__The task__
Can you find the lines of the listing that include "JSON" and copy every one?
--*--
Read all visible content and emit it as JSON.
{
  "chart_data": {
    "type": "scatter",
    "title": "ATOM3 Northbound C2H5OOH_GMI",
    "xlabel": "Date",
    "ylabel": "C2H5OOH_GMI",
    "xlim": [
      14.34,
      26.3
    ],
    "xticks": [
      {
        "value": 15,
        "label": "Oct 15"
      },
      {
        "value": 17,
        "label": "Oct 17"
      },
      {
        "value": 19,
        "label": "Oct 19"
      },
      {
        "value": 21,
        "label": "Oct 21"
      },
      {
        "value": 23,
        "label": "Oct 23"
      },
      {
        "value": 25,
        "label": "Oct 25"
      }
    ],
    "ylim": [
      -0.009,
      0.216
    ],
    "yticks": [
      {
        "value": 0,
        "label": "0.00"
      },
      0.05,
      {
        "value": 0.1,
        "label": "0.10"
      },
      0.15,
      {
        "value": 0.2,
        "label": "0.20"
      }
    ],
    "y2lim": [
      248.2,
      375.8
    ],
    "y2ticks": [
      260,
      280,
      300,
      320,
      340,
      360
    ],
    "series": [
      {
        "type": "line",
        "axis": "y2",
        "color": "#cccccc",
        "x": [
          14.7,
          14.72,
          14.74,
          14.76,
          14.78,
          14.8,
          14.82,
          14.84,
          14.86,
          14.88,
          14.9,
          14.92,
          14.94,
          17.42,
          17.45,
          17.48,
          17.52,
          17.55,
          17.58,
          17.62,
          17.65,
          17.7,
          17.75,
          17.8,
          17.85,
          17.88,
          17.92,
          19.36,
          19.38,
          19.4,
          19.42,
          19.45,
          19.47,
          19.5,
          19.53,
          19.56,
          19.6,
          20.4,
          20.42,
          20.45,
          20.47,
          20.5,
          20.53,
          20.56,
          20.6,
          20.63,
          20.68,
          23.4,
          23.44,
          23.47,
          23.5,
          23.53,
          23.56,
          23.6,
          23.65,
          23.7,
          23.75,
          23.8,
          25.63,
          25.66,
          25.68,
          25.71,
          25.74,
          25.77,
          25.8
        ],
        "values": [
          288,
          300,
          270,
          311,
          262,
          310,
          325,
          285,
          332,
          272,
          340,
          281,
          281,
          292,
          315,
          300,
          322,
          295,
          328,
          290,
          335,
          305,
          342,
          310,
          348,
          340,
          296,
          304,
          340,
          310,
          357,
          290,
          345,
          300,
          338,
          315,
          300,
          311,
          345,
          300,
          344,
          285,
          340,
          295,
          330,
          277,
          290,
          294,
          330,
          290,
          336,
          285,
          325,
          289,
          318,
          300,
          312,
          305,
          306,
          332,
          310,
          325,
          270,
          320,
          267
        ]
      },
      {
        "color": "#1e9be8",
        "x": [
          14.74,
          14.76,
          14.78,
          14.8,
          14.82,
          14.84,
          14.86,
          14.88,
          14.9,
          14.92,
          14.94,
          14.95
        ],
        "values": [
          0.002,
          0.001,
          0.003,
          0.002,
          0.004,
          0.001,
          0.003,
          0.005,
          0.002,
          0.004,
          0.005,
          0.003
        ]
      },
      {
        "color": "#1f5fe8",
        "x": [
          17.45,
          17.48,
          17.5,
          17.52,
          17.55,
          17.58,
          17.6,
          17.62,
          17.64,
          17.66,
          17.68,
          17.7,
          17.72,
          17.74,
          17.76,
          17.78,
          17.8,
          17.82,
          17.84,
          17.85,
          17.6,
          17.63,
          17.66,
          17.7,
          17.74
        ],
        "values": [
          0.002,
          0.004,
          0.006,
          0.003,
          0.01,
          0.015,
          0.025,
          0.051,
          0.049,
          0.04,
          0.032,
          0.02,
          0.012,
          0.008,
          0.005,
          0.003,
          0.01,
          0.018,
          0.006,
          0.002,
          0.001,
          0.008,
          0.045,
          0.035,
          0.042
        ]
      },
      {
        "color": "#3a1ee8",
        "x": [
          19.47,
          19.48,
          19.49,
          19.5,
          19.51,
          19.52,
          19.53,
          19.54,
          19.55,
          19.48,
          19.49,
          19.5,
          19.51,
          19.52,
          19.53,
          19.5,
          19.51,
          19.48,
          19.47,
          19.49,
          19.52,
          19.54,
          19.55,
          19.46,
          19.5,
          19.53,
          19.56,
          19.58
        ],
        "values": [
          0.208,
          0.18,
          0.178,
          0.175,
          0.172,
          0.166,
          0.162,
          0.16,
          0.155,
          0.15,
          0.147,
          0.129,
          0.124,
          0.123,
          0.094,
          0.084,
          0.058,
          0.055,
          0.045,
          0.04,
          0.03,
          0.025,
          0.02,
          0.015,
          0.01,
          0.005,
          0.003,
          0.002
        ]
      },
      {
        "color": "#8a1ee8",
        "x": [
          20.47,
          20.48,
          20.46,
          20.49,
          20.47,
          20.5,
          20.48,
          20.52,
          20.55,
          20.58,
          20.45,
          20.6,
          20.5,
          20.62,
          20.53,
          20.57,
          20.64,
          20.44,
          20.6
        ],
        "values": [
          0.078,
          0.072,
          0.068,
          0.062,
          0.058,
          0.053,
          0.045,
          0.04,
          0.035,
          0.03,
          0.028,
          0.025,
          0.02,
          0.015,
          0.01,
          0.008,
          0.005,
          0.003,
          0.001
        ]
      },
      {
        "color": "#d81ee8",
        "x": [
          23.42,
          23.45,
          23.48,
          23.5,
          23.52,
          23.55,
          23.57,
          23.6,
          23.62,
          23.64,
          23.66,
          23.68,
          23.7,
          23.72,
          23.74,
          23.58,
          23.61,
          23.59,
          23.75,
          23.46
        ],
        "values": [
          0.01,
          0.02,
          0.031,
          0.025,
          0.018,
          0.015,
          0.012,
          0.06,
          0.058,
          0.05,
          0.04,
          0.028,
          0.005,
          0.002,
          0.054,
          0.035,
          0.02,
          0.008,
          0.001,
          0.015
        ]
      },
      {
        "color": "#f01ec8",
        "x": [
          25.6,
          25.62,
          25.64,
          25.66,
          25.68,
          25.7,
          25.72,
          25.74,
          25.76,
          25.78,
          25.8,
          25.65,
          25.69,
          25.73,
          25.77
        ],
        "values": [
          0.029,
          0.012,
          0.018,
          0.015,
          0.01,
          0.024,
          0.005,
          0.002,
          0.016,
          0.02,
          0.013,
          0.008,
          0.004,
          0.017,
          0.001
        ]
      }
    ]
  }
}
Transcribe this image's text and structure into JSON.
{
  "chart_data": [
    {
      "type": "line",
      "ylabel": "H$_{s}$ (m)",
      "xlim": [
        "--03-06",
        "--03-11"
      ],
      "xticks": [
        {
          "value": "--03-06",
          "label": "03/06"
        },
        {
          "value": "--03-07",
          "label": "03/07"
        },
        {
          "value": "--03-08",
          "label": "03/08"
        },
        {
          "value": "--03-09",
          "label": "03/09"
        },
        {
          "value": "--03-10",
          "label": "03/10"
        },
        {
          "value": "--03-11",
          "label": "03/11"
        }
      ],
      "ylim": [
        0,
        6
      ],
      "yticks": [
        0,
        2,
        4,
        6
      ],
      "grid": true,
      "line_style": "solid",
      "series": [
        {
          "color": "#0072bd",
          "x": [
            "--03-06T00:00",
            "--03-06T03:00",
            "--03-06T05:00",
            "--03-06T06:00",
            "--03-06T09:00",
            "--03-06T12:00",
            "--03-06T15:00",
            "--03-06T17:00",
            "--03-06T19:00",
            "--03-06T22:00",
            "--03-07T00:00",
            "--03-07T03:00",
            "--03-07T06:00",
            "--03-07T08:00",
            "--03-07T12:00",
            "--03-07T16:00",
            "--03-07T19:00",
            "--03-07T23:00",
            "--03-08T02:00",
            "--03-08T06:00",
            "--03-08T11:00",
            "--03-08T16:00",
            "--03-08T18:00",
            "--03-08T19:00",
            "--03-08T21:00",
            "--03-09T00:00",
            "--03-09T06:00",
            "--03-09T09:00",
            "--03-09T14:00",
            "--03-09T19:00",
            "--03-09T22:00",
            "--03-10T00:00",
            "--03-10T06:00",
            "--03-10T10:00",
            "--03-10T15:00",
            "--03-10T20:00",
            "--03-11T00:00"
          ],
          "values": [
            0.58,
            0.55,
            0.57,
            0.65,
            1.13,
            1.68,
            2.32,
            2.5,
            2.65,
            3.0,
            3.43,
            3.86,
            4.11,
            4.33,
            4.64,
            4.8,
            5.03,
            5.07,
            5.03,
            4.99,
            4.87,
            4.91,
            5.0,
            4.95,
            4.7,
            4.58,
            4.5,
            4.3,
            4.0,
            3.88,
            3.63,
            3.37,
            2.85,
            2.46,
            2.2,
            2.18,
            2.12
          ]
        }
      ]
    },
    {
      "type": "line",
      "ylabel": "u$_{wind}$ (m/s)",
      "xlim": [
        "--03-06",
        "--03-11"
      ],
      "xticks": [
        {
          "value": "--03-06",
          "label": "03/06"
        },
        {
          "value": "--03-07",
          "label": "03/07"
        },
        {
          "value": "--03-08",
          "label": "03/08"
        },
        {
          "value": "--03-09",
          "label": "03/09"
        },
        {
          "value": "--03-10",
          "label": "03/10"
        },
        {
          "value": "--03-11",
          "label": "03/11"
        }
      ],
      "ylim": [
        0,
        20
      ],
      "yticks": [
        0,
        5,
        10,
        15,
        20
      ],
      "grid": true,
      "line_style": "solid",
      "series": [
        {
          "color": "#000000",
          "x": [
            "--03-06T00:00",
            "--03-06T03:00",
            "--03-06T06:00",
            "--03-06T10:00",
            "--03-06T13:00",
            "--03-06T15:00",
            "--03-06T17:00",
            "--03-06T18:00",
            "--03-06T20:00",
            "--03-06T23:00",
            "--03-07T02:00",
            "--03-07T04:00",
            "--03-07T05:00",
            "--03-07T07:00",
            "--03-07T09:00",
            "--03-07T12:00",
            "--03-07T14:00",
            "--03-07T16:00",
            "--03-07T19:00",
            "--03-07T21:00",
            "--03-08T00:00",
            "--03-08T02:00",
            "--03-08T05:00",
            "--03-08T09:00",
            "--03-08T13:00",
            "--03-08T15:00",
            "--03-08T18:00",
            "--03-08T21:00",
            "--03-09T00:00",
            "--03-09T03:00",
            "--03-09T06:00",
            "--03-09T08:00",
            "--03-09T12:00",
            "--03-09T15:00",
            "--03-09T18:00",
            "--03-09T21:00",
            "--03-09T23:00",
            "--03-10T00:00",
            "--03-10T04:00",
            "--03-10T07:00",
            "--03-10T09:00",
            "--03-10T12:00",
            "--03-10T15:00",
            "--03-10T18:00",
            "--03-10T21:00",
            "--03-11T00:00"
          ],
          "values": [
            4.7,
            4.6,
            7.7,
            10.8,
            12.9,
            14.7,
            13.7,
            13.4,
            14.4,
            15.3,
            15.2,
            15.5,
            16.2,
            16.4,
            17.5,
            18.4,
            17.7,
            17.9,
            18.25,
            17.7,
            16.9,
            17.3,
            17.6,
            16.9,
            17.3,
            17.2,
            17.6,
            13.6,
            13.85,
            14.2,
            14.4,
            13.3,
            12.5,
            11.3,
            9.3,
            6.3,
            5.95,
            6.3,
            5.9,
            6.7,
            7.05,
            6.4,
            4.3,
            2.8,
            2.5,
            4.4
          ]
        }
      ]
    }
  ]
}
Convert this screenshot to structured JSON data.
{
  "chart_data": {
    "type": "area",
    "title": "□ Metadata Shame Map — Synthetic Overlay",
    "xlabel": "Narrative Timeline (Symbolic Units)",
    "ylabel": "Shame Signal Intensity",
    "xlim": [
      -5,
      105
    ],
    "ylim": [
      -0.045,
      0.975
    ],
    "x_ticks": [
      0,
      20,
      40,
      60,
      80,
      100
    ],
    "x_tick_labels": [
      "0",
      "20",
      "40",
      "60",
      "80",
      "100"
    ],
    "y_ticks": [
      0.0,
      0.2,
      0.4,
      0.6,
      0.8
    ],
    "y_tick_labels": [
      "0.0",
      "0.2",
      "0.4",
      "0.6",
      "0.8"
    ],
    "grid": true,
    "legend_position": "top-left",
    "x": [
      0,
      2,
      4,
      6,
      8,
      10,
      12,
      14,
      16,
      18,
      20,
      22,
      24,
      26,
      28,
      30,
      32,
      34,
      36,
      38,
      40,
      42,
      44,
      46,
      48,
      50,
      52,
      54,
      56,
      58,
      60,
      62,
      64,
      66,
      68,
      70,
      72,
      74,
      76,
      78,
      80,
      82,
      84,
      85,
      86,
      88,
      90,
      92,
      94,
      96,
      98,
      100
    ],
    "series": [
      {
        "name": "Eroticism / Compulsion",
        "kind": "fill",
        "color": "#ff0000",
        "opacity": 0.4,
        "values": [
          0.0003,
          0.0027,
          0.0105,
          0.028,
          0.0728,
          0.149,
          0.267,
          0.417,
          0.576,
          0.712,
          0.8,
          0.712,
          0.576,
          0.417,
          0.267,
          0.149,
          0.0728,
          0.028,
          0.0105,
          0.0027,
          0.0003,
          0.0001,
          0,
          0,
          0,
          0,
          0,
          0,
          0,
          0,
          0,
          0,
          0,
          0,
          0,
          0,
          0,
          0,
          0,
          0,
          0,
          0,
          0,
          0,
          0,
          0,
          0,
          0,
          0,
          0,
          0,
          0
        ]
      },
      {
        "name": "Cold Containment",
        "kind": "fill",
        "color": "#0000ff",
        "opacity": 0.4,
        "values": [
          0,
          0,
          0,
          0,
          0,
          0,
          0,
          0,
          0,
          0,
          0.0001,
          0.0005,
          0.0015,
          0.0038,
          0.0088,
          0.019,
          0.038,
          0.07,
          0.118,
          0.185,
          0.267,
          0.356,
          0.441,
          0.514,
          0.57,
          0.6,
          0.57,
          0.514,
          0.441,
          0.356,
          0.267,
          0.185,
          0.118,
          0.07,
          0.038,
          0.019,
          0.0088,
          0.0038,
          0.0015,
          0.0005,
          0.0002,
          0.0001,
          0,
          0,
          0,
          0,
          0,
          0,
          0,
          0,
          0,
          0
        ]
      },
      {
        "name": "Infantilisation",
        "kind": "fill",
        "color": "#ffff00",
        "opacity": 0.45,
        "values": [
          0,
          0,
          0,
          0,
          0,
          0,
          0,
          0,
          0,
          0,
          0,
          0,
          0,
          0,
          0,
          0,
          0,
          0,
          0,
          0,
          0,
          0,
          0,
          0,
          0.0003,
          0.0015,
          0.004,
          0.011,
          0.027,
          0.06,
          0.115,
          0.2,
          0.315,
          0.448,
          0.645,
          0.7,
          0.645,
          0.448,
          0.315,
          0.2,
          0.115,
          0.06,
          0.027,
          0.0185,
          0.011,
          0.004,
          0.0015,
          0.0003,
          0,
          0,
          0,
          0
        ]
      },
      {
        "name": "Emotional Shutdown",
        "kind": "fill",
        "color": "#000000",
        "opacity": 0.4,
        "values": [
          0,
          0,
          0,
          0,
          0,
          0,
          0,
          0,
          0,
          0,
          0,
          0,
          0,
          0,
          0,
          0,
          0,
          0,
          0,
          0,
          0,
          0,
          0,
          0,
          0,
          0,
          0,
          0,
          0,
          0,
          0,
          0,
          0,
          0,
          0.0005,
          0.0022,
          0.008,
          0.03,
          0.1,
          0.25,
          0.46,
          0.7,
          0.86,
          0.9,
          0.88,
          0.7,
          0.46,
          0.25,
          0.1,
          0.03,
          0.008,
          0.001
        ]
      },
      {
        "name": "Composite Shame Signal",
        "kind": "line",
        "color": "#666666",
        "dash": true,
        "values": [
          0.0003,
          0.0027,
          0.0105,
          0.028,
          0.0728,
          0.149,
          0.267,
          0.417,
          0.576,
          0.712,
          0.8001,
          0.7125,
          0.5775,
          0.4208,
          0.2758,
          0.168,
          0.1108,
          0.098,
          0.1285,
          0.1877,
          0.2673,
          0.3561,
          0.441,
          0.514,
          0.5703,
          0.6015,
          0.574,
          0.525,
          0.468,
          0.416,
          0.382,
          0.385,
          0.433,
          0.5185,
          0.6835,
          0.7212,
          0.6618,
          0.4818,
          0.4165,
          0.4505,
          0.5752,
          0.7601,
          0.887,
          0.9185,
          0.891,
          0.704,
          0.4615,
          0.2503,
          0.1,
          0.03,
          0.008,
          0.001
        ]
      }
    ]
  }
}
--*--
__Finished exercise__
Read all visible content and emit it as JSON.
Transcribe this image's text and structure into JSON.
Convert this screenshot to structured JSON data.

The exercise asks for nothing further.